##### Supplied material

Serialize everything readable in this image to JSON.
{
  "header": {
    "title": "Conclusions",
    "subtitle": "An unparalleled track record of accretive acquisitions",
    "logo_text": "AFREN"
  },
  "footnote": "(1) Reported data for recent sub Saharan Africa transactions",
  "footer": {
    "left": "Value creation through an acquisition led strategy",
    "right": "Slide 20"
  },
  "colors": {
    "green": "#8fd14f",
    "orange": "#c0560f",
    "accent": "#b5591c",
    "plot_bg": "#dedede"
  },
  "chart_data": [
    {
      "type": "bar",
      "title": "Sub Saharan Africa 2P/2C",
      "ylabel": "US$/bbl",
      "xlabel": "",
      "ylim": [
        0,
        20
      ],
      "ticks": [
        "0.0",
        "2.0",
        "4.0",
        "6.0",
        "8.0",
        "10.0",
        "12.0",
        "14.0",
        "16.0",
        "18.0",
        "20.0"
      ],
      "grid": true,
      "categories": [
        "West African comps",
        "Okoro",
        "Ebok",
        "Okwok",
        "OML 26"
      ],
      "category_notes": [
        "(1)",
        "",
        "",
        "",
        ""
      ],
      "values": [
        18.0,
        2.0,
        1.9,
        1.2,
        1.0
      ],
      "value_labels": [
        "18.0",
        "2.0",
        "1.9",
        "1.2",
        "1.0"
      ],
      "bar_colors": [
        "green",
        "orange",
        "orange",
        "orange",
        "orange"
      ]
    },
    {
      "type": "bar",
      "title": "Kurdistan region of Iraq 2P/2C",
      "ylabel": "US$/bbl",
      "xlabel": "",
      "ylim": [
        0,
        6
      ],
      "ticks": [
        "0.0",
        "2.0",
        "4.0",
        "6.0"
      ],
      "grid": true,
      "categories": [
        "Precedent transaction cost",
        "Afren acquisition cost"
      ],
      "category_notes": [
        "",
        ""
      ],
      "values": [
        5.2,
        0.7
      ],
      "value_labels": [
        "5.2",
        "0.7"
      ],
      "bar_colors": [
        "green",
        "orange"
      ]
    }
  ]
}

##########

■ Requirements
Print the records above exactly as they appear.

■ Result of this exercise
Serialize everything readable in this image to JSON.
{
  "header": {
    "title": "Conclusions",
    "subtitle": "An unparalleled track record of accretive acquisitions",
    "logo_text": "AFREN"
  },
  "footnote": "(1) Reported data for recent sub Saharan Africa transactions",
  "footer": {
    "left": "Value creation through an acquisition led strategy",
    "right": "Slide 20"
  },
  "colors": {
    "green": "#8fd14f",
    "orange": "#c0560f",
    "accent": "#b5591c",
    "plot_bg": "#dedede"
  },
  "chart_data": [
    {
      "type": "bar",
      "title": "Sub Saharan Africa 2P/2C",
      "ylabel": "US$/bbl",
      "xlabel": "",
      "ylim": [
        0,
        20
      ],
      "ticks": [
        "0.0",
        "2.0",
        "4.0",
        "6.0",
        "8.0",
        "10.0",
        "12.0",
        "14.0",
        "16.0",
        "18.0",
        "20.0"
      ],
      "grid": true,
      "categories": [
        "West African comps",
        "Okoro",
        "Ebok",
        "Okwok",
        "OML 26"
      ],
      "category_notes": [
        "(1)",
        "",
        "",
        "",
        ""
      ],
      "values": [
        18.0,
        2.0,
        1.9,
        1.2,
        1.0
      ],
      "value_labels": [
        "18.0",
        "2.0",
        "1.9",
        "1.2",
        "1.0"
      ],
      "bar_colors": [
        "green",
        "orange",
        "orange",
        "orange",
        "orange"
      ]
    },
    {
      "type": "bar",
      "title": "Kurdistan region of Iraq 2P/2C",
      "ylabel": "US$/bbl",
      "xlabel": "",
      "ylim": [
        0,
        6
      ],
      "ticks": [
        "0.0",
        "2.0",
        "4.0",
        "6.0"
      ],
      "grid": true,
      "categories": [
        "Precedent transaction cost",
        "Afren acquisition cost"
      ],
      "category_notes": [
        "",
        ""
      ],
      "values": [
        5.2,
        0.7
      ],
      "value_labels": [
        "5.2",
        "0.7"
      ],
      "bar_colors": [
        "green",
        "orange"
      ]
    }
  ]
}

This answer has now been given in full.